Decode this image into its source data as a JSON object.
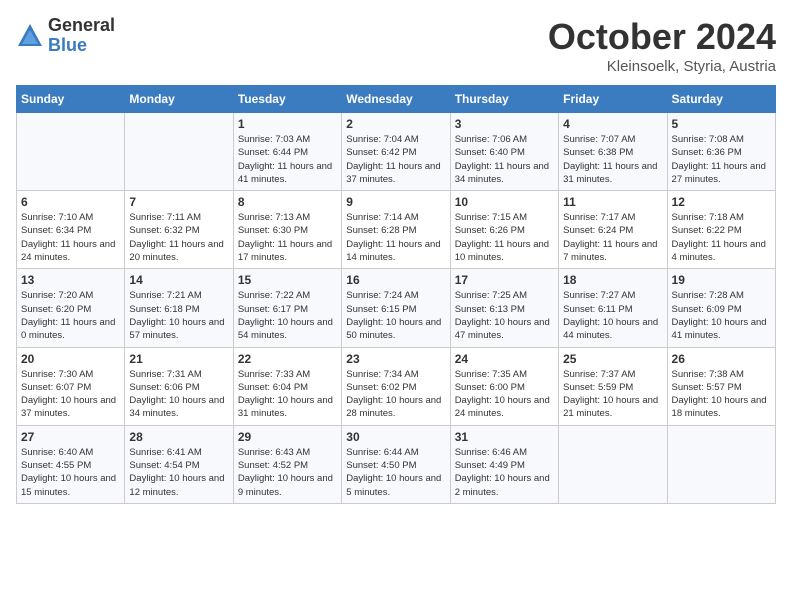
{
  "logo": {
    "general": "General",
    "blue": "Blue"
  },
  "title": "October 2024",
  "subtitle": "Kleinsoelk, Styria, Austria",
  "days_of_week": [
    "Sunday",
    "Monday",
    "Tuesday",
    "Wednesday",
    "Thursday",
    "Friday",
    "Saturday"
  ],
  "weeks": [
    [
      {
        "day": "",
        "info": ""
      },
      {
        "day": "",
        "info": ""
      },
      {
        "day": "1",
        "info": "Sunrise: 7:03 AM\nSunset: 6:44 PM\nDaylight: 11 hours and 41 minutes."
      },
      {
        "day": "2",
        "info": "Sunrise: 7:04 AM\nSunset: 6:42 PM\nDaylight: 11 hours and 37 minutes."
      },
      {
        "day": "3",
        "info": "Sunrise: 7:06 AM\nSunset: 6:40 PM\nDaylight: 11 hours and 34 minutes."
      },
      {
        "day": "4",
        "info": "Sunrise: 7:07 AM\nSunset: 6:38 PM\nDaylight: 11 hours and 31 minutes."
      },
      {
        "day": "5",
        "info": "Sunrise: 7:08 AM\nSunset: 6:36 PM\nDaylight: 11 hours and 27 minutes."
      }
    ],
    [
      {
        "day": "6",
        "info": "Sunrise: 7:10 AM\nSunset: 6:34 PM\nDaylight: 11 hours and 24 minutes."
      },
      {
        "day": "7",
        "info": "Sunrise: 7:11 AM\nSunset: 6:32 PM\nDaylight: 11 hours and 20 minutes."
      },
      {
        "day": "8",
        "info": "Sunrise: 7:13 AM\nSunset: 6:30 PM\nDaylight: 11 hours and 17 minutes."
      },
      {
        "day": "9",
        "info": "Sunrise: 7:14 AM\nSunset: 6:28 PM\nDaylight: 11 hours and 14 minutes."
      },
      {
        "day": "10",
        "info": "Sunrise: 7:15 AM\nSunset: 6:26 PM\nDaylight: 11 hours and 10 minutes."
      },
      {
        "day": "11",
        "info": "Sunrise: 7:17 AM\nSunset: 6:24 PM\nDaylight: 11 hours and 7 minutes."
      },
      {
        "day": "12",
        "info": "Sunrise: 7:18 AM\nSunset: 6:22 PM\nDaylight: 11 hours and 4 minutes."
      }
    ],
    [
      {
        "day": "13",
        "info": "Sunrise: 7:20 AM\nSunset: 6:20 PM\nDaylight: 11 hours and 0 minutes."
      },
      {
        "day": "14",
        "info": "Sunrise: 7:21 AM\nSunset: 6:18 PM\nDaylight: 10 hours and 57 minutes."
      },
      {
        "day": "15",
        "info": "Sunrise: 7:22 AM\nSunset: 6:17 PM\nDaylight: 10 hours and 54 minutes."
      },
      {
        "day": "16",
        "info": "Sunrise: 7:24 AM\nSunset: 6:15 PM\nDaylight: 10 hours and 50 minutes."
      },
      {
        "day": "17",
        "info": "Sunrise: 7:25 AM\nSunset: 6:13 PM\nDaylight: 10 hours and 47 minutes."
      },
      {
        "day": "18",
        "info": "Sunrise: 7:27 AM\nSunset: 6:11 PM\nDaylight: 10 hours and 44 minutes."
      },
      {
        "day": "19",
        "info": "Sunrise: 7:28 AM\nSunset: 6:09 PM\nDaylight: 10 hours and 41 minutes."
      }
    ],
    [
      {
        "day": "20",
        "info": "Sunrise: 7:30 AM\nSunset: 6:07 PM\nDaylight: 10 hours and 37 minutes."
      },
      {
        "day": "21",
        "info": "Sunrise: 7:31 AM\nSunset: 6:06 PM\nDaylight: 10 hours and 34 minutes."
      },
      {
        "day": "22",
        "info": "Sunrise: 7:33 AM\nSunset: 6:04 PM\nDaylight: 10 hours and 31 minutes."
      },
      {
        "day": "23",
        "info": "Sunrise: 7:34 AM\nSunset: 6:02 PM\nDaylight: 10 hours and 28 minutes."
      },
      {
        "day": "24",
        "info": "Sunrise: 7:35 AM\nSunset: 6:00 PM\nDaylight: 10 hours and 24 minutes."
      },
      {
        "day": "25",
        "info": "Sunrise: 7:37 AM\nSunset: 5:59 PM\nDaylight: 10 hours and 21 minutes."
      },
      {
        "day": "26",
        "info": "Sunrise: 7:38 AM\nSunset: 5:57 PM\nDaylight: 10 hours and 18 minutes."
      }
    ],
    [
      {
        "day": "27",
        "info": "Sunrise: 6:40 AM\nSunset: 4:55 PM\nDaylight: 10 hours and 15 minutes."
      },
      {
        "day": "28",
        "info": "Sunrise: 6:41 AM\nSunset: 4:54 PM\nDaylight: 10 hours and 12 minutes."
      },
      {
        "day": "29",
        "info": "Sunrise: 6:43 AM\nSunset: 4:52 PM\nDaylight: 10 hours and 9 minutes."
      },
      {
        "day": "30",
        "info": "Sunrise: 6:44 AM\nSunset: 4:50 PM\nDaylight: 10 hours and 5 minutes."
      },
      {
        "day": "31",
        "info": "Sunrise: 6:46 AM\nSunset: 4:49 PM\nDaylight: 10 hours and 2 minutes."
      },
      {
        "day": "",
        "info": ""
      },
      {
        "day": "",
        "info": ""
      }
    ]
  ]
}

## [GIVEN INSTRUCTION]
Pictures in the records above are not copied; print everything else exactly.

## [WRITTEN REPLY]
Decode this image into its source data as a JSON object.
{
  "logo": {
    "general": "General",
    "blue": "Blue"
  },
  "title": "October 2024",
  "subtitle": "Kleinsoelk, Styria, Austria",
  "days_of_week": [
    "Sunday",
    "Monday",
    "Tuesday",
    "Wednesday",
    "Thursday",
    "Friday",
    "Saturday"
  ],
  "weeks": [
    [
      {
        "day": "",
        "info": ""
      },
      {
        "day": "",
        "info": ""
      },
      {
        "day": "1",
        "info": "Sunrise: 7:03 AM\nSunset: 6:44 PM\nDaylight: 11 hours and 41 minutes."
      },
      {
        "day": "2",
        "info": "Sunrise: 7:04 AM\nSunset: 6:42 PM\nDaylight: 11 hours and 37 minutes."
      },
      {
        "day": "3",
        "info": "Sunrise: 7:06 AM\nSunset: 6:40 PM\nDaylight: 11 hours and 34 minutes."
      },
      {
        "day": "4",
        "info": "Sunrise: 7:07 AM\nSunset: 6:38 PM\nDaylight: 11 hours and 31 minutes."
      },
      {
        "day": "5",
        "info": "Sunrise: 7:08 AM\nSunset: 6:36 PM\nDaylight: 11 hours and 27 minutes."
      }
    ],
    [
      {
        "day": "6",
        "info": "Sunrise: 7:10 AM\nSunset: 6:34 PM\nDaylight: 11 hours and 24 minutes."
      },
      {
        "day": "7",
        "info": "Sunrise: 7:11 AM\nSunset: 6:32 PM\nDaylight: 11 hours and 20 minutes."
      },
      {
        "day": "8",
        "info": "Sunrise: 7:13 AM\nSunset: 6:30 PM\nDaylight: 11 hours and 17 minutes."
      },
      {
        "day": "9",
        "info": "Sunrise: 7:14 AM\nSunset: 6:28 PM\nDaylight: 11 hours and 14 minutes."
      },
      {
        "day": "10",
        "info": "Sunrise: 7:15 AM\nSunset: 6:26 PM\nDaylight: 11 hours and 10 minutes."
      },
      {
        "day": "11",
        "info": "Sunrise: 7:17 AM\nSunset: 6:24 PM\nDaylight: 11 hours and 7 minutes."
      },
      {
        "day": "12",
        "info": "Sunrise: 7:18 AM\nSunset: 6:22 PM\nDaylight: 11 hours and 4 minutes."
      }
    ],
    [
      {
        "day": "13",
        "info": "Sunrise: 7:20 AM\nSunset: 6:20 PM\nDaylight: 11 hours and 0 minutes."
      },
      {
        "day": "14",
        "info": "Sunrise: 7:21 AM\nSunset: 6:18 PM\nDaylight: 10 hours and 57 minutes."
      },
      {
        "day": "15",
        "info": "Sunrise: 7:22 AM\nSunset: 6:17 PM\nDaylight: 10 hours and 54 minutes."
      },
      {
        "day": "16",
        "info": "Sunrise: 7:24 AM\nSunset: 6:15 PM\nDaylight: 10 hours and 50 minutes."
      },
      {
        "day": "17",
        "info": "Sunrise: 7:25 AM\nSunset: 6:13 PM\nDaylight: 10 hours and 47 minutes."
      },
      {
        "day": "18",
        "info": "Sunrise: 7:27 AM\nSunset: 6:11 PM\nDaylight: 10 hours and 44 minutes."
      },
      {
        "day": "19",
        "info": "Sunrise: 7:28 AM\nSunset: 6:09 PM\nDaylight: 10 hours and 41 minutes."
      }
    ],
    [
      {
        "day": "20",
        "info": "Sunrise: 7:30 AM\nSunset: 6:07 PM\nDaylight: 10 hours and 37 minutes."
      },
      {
        "day": "21",
        "info": "Sunrise: 7:31 AM\nSunset: 6:06 PM\nDaylight: 10 hours and 34 minutes."
      },
      {
        "day": "22",
        "info": "Sunrise: 7:33 AM\nSunset: 6:04 PM\nDaylight: 10 hours and 31 minutes."
      },
      {
        "day": "23",
        "info": "Sunrise: 7:34 AM\nSunset: 6:02 PM\nDaylight: 10 hours and 28 minutes."
      },
      {
        "day": "24",
        "info": "Sunrise: 7:35 AM\nSunset: 6:00 PM\nDaylight: 10 hours and 24 minutes."
      },
      {
        "day": "25",
        "info": "Sunrise: 7:37 AM\nSunset: 5:59 PM\nDaylight: 10 hours and 21 minutes."
      },
      {
        "day": "26",
        "info": "Sunrise: 7:38 AM\nSunset: 5:57 PM\nDaylight: 10 hours and 18 minutes."
      }
    ],
    [
      {
        "day": "27",
        "info": "Sunrise: 6:40 AM\nSunset: 4:55 PM\nDaylight: 10 hours and 15 minutes."
      },
      {
        "day": "28",
        "info": "Sunrise: 6:41 AM\nSunset: 4:54 PM\nDaylight: 10 hours and 12 minutes."
      },
      {
        "day": "29",
        "info": "Sunrise: 6:43 AM\nSunset: 4:52 PM\nDaylight: 10 hours and 9 minutes."
      },
      {
        "day": "30",
        "info": "Sunrise: 6:44 AM\nSunset: 4:50 PM\nDaylight: 10 hours and 5 minutes."
      },
      {
        "day": "31",
        "info": "Sunrise: 6:46 AM\nSunset: 4:49 PM\nDaylight: 10 hours and 2 minutes."
      },
      {
        "day": "",
        "info": ""
      },
      {
        "day": "",
        "info": ""
      }
    ]
  ]
}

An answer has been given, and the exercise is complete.